From the listing below, pull out all lines with "aquellos" in them.
-- begin PROVIDED ENTRIES --
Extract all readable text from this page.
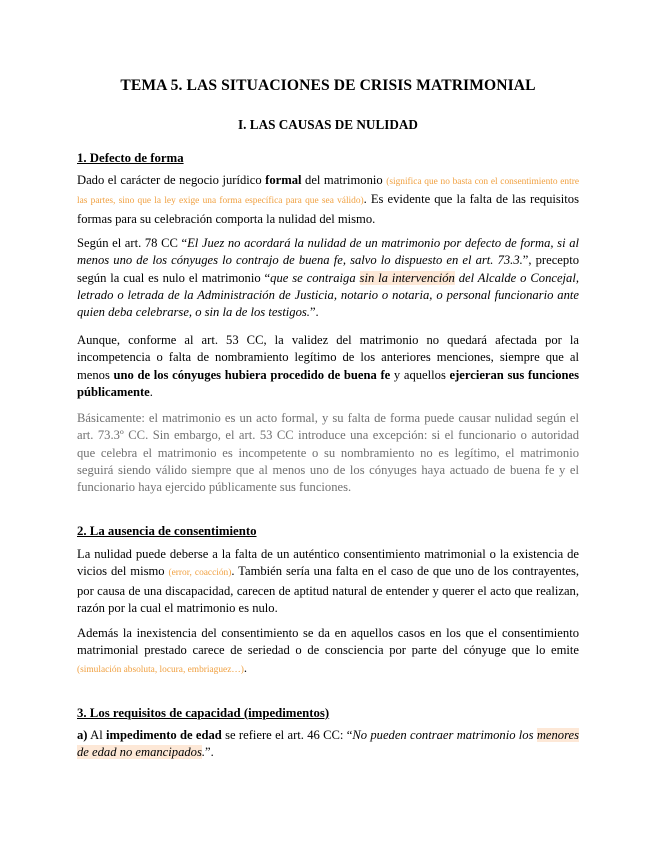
TEMA 5. LAS SITUACIONES DE CRISIS MATRIMONIAL
I. LAS CAUSAS DE NULIDAD
1. Defecto de forma
Dado el carácter de negocio jurídico formal del matrimonio (significa que no basta con el consentimiento entre las partes, sino que la ley exige una forma específica para que sea válido). Es evidente que la falta de las requisitos formas para su celebración comporta la nulidad del mismo.
Según el art. 78 CC “El Juez no acordará la nulidad de un matrimonio por defecto de forma, si al menos uno de los cónyuges lo contrajo de buena fe, salvo lo dispuesto en el art. 73.3.”, precepto según la cual es nulo el matrimonio “que se contraiga sin la intervención del Alcalde o Concejal, letrado o letrada de la Administración de Justicia, notario o notaria, o personal funcionario ante quien deba celebrarse, o sin la de los testigos.”.
Aunque, conforme al art. 53 CC, la validez del matrimonio no quedará afectada por la incompetencia o falta de nombramiento legítimo de los anteriores menciones, siempre que al menos uno de los cónyuges hubiera procedido de buena fe y aquellos ejercieran sus funciones públicamente.
Básicamente: el matrimonio es un acto formal, y su falta de forma puede causar nulidad según el art. 73.3º CC. Sin embargo, el art. 53 CC introduce una excepción: si el funcionario o autoridad que celebra el matrimonio es incompetente o su nombramiento no es legítimo, el matrimonio seguirá siendo válido siempre que al menos uno de los cónyuges haya actuado de buena fe y el funcionario haya ejercido públicamente sus funciones.
2. La ausencia de consentimiento
La nulidad puede deberse a la falta de un auténtico consentimiento matrimonial o la existencia de vicios del mismo (error, coacción). También sería una falta en el caso de que uno de los contrayentes, por causa de una discapacidad, carecen de aptitud natural de entender y querer el acto que realizan, razón por la cual el matrimonio es nulo.
Además la inexistencia del consentimiento se da en aquellos casos en los que el consentimiento matrimonial prestado carece de seriedad o de consciencia por parte del cónyuge que lo emite (simulación absoluta, locura, embriaguez…).
3. Los requisitos de capacidad (impedimentos)
a) Al impedimento de edad se refiere el art. 46 CC: “No pueden contraer matrimonio los menores de edad no emancipados.”.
-- end PROVIDED ENTRIES --
§ TASK RESPONSE:
Aunque, conforme al art. 53 CC, la validez del matrimonio no quedará afectada por la incompetencia o falta de nombramiento legítimo de los anteriores menciones, siempre que al menos uno de los cónyuges hubiera procedido de buena fe y aquellos ejercieran sus funciones públicamente.
Además la inexistencia del consentimiento se da en aquellos casos en los que el consentimiento matrimonial prestado carece de seriedad o de consciencia por parte del cónyuge que lo emite (simulación absoluta, locura, embriaguez…).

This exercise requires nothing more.